[Items from a dataset]
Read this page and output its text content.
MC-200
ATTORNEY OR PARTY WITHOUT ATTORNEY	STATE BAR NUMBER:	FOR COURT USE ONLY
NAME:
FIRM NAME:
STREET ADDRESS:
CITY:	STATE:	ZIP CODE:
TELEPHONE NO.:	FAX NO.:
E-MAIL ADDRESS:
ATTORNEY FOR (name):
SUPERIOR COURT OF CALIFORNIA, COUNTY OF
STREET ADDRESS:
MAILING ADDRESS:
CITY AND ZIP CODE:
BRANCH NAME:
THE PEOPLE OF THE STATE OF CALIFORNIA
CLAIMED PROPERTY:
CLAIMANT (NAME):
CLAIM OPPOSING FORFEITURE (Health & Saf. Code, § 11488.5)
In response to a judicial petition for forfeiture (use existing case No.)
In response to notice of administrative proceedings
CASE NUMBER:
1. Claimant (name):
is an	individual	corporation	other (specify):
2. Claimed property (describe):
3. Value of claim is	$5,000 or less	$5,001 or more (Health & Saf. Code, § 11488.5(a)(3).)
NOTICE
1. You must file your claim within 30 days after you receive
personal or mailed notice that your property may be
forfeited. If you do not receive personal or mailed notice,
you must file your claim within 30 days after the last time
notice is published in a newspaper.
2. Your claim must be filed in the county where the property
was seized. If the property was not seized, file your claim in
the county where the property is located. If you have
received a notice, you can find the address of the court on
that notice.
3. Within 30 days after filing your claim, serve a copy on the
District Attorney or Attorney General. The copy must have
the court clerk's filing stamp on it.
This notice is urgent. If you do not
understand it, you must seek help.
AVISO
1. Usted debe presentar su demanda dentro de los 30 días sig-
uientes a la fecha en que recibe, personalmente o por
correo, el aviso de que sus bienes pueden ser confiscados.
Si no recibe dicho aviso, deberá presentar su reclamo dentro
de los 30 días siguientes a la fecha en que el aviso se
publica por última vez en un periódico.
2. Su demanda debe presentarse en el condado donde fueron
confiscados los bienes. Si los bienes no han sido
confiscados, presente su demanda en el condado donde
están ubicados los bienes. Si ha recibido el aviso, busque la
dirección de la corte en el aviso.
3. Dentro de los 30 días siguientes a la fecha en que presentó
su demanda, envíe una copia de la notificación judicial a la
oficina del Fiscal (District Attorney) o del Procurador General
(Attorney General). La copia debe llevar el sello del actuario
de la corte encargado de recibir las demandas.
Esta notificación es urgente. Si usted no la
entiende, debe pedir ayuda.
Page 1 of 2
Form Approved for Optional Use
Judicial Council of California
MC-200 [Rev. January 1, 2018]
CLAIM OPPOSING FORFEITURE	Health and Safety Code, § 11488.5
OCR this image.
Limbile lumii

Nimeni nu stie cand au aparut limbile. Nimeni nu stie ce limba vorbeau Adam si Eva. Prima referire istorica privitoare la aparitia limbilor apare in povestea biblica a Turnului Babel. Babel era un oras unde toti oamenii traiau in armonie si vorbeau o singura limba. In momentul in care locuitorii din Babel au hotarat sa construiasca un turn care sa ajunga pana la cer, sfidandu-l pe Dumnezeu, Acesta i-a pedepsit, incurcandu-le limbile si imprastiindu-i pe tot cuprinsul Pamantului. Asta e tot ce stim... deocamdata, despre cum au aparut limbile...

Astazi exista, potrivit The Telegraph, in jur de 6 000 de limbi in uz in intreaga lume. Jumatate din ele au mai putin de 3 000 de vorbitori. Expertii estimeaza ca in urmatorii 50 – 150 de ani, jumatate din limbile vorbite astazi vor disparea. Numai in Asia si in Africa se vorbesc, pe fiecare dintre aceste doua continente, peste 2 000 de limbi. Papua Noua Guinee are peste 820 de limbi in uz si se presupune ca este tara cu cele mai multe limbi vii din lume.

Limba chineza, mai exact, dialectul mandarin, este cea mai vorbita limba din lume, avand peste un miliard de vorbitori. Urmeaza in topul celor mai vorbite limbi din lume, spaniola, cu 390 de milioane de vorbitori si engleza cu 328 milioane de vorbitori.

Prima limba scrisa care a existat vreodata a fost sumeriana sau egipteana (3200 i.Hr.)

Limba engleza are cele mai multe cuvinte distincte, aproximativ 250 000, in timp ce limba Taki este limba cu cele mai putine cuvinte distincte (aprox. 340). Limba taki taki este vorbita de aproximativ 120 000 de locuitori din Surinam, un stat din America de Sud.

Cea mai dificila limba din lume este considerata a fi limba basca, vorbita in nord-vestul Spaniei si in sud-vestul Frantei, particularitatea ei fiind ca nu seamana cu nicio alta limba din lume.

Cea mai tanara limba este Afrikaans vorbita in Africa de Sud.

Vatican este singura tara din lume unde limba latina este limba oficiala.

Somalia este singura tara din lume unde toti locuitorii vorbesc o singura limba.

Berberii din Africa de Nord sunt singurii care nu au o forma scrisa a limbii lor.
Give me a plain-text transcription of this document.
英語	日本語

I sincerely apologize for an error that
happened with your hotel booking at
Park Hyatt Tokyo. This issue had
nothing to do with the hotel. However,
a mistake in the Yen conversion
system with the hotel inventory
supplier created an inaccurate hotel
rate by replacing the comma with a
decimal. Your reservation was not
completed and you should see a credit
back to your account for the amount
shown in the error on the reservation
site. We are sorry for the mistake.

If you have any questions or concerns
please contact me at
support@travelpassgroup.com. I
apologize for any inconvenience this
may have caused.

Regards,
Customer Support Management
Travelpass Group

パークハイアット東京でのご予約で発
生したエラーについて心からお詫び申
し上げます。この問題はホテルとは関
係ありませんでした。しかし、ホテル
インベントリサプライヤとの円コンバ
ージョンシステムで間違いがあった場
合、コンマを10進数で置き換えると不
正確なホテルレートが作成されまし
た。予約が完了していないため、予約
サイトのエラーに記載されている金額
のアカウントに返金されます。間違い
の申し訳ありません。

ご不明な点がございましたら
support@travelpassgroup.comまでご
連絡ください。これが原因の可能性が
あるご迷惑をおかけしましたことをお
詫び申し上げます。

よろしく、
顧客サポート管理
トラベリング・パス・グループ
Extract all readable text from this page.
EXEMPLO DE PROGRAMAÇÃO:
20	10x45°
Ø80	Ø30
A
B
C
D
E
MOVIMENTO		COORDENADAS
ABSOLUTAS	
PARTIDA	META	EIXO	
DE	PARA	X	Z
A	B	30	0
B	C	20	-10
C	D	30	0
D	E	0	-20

■ OBJECTIVE: Copy out the full listing exactly.

■ EXERCISE ANSWER:
Read this page and output its text content.
MC-200
ATTORNEY OR PARTY WITHOUT ATTORNEY	STATE BAR NUMBER:	FOR COURT USE ONLY
NAME:
FIRM NAME:
STREET ADDRESS:
CITY:	STATE:	ZIP CODE:
TELEPHONE NO.:	FAX NO.:
E-MAIL ADDRESS:
ATTORNEY FOR (name):
SUPERIOR COURT OF CALIFORNIA, COUNTY OF
STREET ADDRESS:
MAILING ADDRESS:
CITY AND ZIP CODE:
BRANCH NAME:
THE PEOPLE OF THE STATE OF CALIFORNIA
CLAIMED PROPERTY:
CLAIMANT (NAME):
CLAIM OPPOSING FORFEITURE (Health & Saf. Code, § 11488.5)
In response to a judicial petition for forfeiture (use existing case No.)
In response to notice of administrative proceedings
CASE NUMBER:
1. Claimant (name):
is an	individual	corporation	other (specify):
2. Claimed property (describe):
3. Value of claim is	$5,000 or less	$5,001 or more (Health & Saf. Code, § 11488.5(a)(3).)
NOTICE
1. You must file your claim within 30 days after you receive
personal or mailed notice that your property may be
forfeited. If you do not receive personal or mailed notice,
you must file your claim within 30 days after the last time
notice is published in a newspaper.
2. Your claim must be filed in the county where the property
was seized. If the property was not seized, file your claim in
the county where the property is located. If you have
received a notice, you can find the address of the court on
that notice.
3. Within 30 days after filing your claim, serve a copy on the
District Attorney or Attorney General. The copy must have
the court clerk's filing stamp on it.
This notice is urgent. If you do not
understand it, you must seek help.
AVISO
1. Usted debe presentar su demanda dentro de los 30 días sig-
uientes a la fecha en que recibe, personalmente o por
correo, el aviso de que sus bienes pueden ser confiscados.
Si no recibe dicho aviso, deberá presentar su reclamo dentro
de los 30 días siguientes a la fecha en que el aviso se
publica por última vez en un periódico.
2. Su demanda debe presentarse en el condado donde fueron
confiscados los bienes. Si los bienes no han sido
confiscados, presente su demanda en el condado donde
están ubicados los bienes. Si ha recibido el aviso, busque la
dirección de la corte en el aviso.
3. Dentro de los 30 días siguientes a la fecha en que presentó
su demanda, envíe una copia de la notificación judicial a la
oficina del Fiscal (District Attorney) o del Procurador General
(Attorney General). La copia debe llevar el sello del actuario
de la corte encargado de recibir las demandas.
Esta notificación es urgente. Si usted no la
entiende, debe pedir ayuda.
Page 1 of 2
Form Approved for Optional Use
Judicial Council of California
MC-200 [Rev. January 1, 2018]
CLAIM OPPOSING FORFEITURE	Health and Safety Code, § 11488.5
OCR this image.
Limbile lumii

Nimeni nu stie cand au aparut limbile. Nimeni nu stie ce limba vorbeau Adam si Eva. Prima referire istorica privitoare la aparitia limbilor apare in povestea biblica a Turnului Babel. Babel era un oras unde toti oamenii traiau in armonie si vorbeau o singura limba. In momentul in care locuitorii din Babel au hotarat sa construiasca un turn care sa ajunga pana la cer, sfidandu-l pe Dumnezeu, Acesta i-a pedepsit, incurcandu-le limbile si imprastiindu-i pe tot cuprinsul Pamantului. Asta e tot ce stim... deocamdata, despre cum au aparut limbile...

Astazi exista, potrivit The Telegraph, in jur de 6 000 de limbi in uz in intreaga lume. Jumatate din ele au mai putin de 3 000 de vorbitori. Expertii estimeaza ca in urmatorii 50 – 150 de ani, jumatate din limbile vorbite astazi vor disparea. Numai in Asia si in Africa se vorbesc, pe fiecare dintre aceste doua continente, peste 2 000 de limbi. Papua Noua Guinee are peste 820 de limbi in uz si se presupune ca este tara cu cele mai multe limbi vii din lume.

Limba chineza, mai exact, dialectul mandarin, este cea mai vorbita limba din lume, avand peste un miliard de vorbitori. Urmeaza in topul celor mai vorbite limbi din lume, spaniola, cu 390 de milioane de vorbitori si engleza cu 328 milioane de vorbitori.

Prima limba scrisa care a existat vreodata a fost sumeriana sau egipteana (3200 i.Hr.)

Limba engleza are cele mai multe cuvinte distincte, aproximativ 250 000, in timp ce limba Taki este limba cu cele mai putine cuvinte distincte (aprox. 340). Limba taki taki este vorbita de aproximativ 120 000 de locuitori din Surinam, un stat din America de Sud.

Cea mai dificila limba din lume este considerata a fi limba basca, vorbita in nord-vestul Spaniei si in sud-vestul Frantei, particularitatea ei fiind ca nu seamana cu nicio alta limba din lume.

Cea mai tanara limba este Afrikaans vorbita in Africa de Sud.

Vatican este singura tara din lume unde limba latina este limba oficiala.

Somalia este singura tara din lume unde toti locuitorii vorbesc o singura limba.

Berberii din Africa de Nord sunt singurii care nu au o forma scrisa a limbii lor.
Give me a plain-text transcription of this document.
英語	日本語

I sincerely apologize for an error that
happened with your hotel booking at
Park Hyatt Tokyo. This issue had
nothing to do with the hotel. However,
a mistake in the Yen conversion
system with the hotel inventory
supplier created an inaccurate hotel
rate by replacing the comma with a
decimal. Your reservation was not
completed and you should see a credit
back to your account for the amount
shown in the error on the reservation
site. We are sorry for the mistake.

If you have any questions or concerns
please contact me at
support@travelpassgroup.com. I
apologize for any inconvenience this
may have caused.

Regards,
Customer Support Management
Travelpass Group

パークハイアット東京でのご予約で発
生したエラーについて心からお詫び申
し上げます。この問題はホテルとは関
係ありませんでした。しかし、ホテル
インベントリサプライヤとの円コンバ
ージョンシステムで間違いがあった場
合、コンマを10進数で置き換えると不
正確なホテルレートが作成されまし
た。予約が完了していないため、予約
サイトのエラーに記載されている金額
のアカウントに返金されます。間違い
の申し訳ありません。

ご不明な点がございましたら
support@travelpassgroup.comまでご
連絡ください。これが原因の可能性が
あるご迷惑をおかけしましたことをお
詫び申し上げます。

よろしく、
顧客サポート管理
トラベリング・パス・グループ
Extract all readable text from this page.
EXEMPLO DE PROGRAMAÇÃO:
20	10x45°
Ø80	Ø30
A
B
C
D
E
MOVIMENTO		COORDENADAS
ABSOLUTAS	
PARTIDA	META	EIXO	
DE	PARA	X	Z
A	B	30	0
B	C	20	-10
C	D	30	0
D	E	0	-20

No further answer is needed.